> **Goal of the exercise**
Within the records that follow, find every line containing the string "Renew". Copy those lines.

> **Task input**
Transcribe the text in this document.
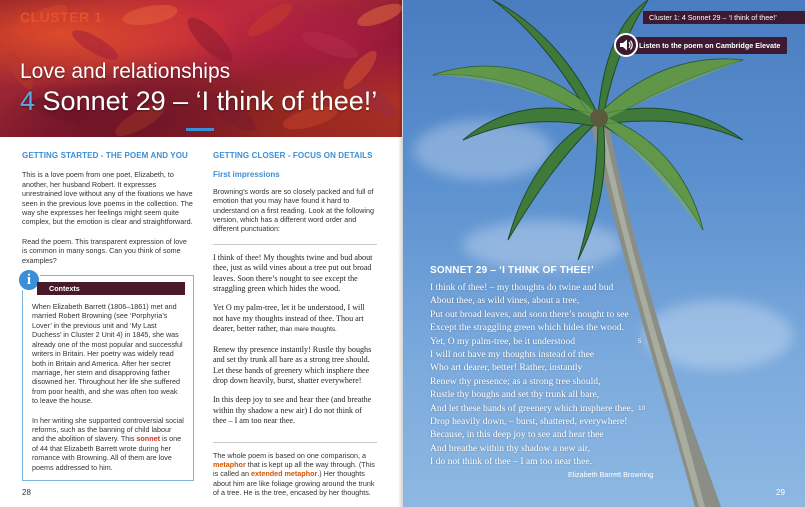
CLUSTER 1
Love and relationships
4 Sonnet 29 – ‘I think of thee!’
GETTING STARTED - THE POEM AND YOU

This is a love poem from one poet, Elizabeth, to another, her husband Robert. It expresses unrestrained love without any of the fixations we have seen in the previous love poems in the collection. The way she expresses her feelings might seem quite complex, but the emotion is clear and straightforward.

Read the poem. This transparent expression of love is common in many songs. Can you think of some examples?

i
Contexts

When Elizabeth Barrett (1806–1861) met and married Robert Browning (see ‘Porphyria’s Lover’ in the previous unit and ‘My Last Duchess’ in Cluster 2 Unit 4) in 1845, she was already one of the most popular and successful writers in Britain. Her poetry was widely read both in Britain and America. After her secret marriage, her stern and disapproving father disowned her. Throughout her life she suffered from poor health, and she was often too weak to leave the house.

In her writing she supported controversial social reforms, such as the banning of child labour and the abolition of slavery. This sonnet is one of 44 that Elizabeth Barrett wrote during her romance with Browning. All of them are love poems addressed to him.

GETTING CLOSER - FOCUS ON DETAILS
First impressions

Browning’s words are so closely packed and full of emotion that you may have found it hard to understand on a first reading. Look at the following version, which has a different word order and different punctuation:

I think of thee! My thoughts twine and bud about thee, just as wild vines about a tree put out broad leaves. Soon there’s nought to see except the straggling green which hides the wood.

Yet O my palm-tree, let it be understood, I will not have my thoughts instead of thee. Thou art dearer, better rather, than mere thoughts.

Renew thy presence instantly! Rustle thy boughs and set thy trunk all bare as a strong tree should. Let these bands of greenery which insphere thee drop down heavily, burst, shatter everywhere!

In this deep joy to see and hear thee (and breathe within thy shadow a new air) I do not think of thee – I am too near thee.

The whole poem is based on one comparison, a metaphor that is kept up all the way through. (This is called an extended metaphor.) Her thoughts about him are like foliage growing around the trunk of a tree. He is the tree, encased by her thoughts.

28
Cluster 1: 4 Sonnet 29 – ‘I think of thee!’
Listen to the poem on Cambridge Elevate
SONNET 29 – ‘I THINK OF THEE!’
I think of thee! – my thoughts do twine and bud
About thee, as wild vines, about a tree,
Put out broad leaves, and soon there’s nought to see
Except the straggling green which hides the wood.
Yet, O my palm-tree, be it understood	5
I will not have my thoughts instead of thee
Who art dearer, better! Rather, instantly
Renew thy presence; as a strong tree should,
Rustle thy boughs and set thy trunk all bare,
And let these bands of greenery which insphere thee, 10
Drop heavily down, – burst, shattered, everywhere!
Because, in this deep joy to see and hear thee
And breathe within thy shadow a new air,
I do not think of thee – I am too near thee.
Elizabeth Barrett Browning
29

> **Final result**
Renew thy presence instantly! Rustle thy boughs and set thy trunk all bare as a strong tree should. Let these bands of greenery which insphere thee drop down heavily, burst, shatter everywhere!
Renew thy presence; as a strong tree should,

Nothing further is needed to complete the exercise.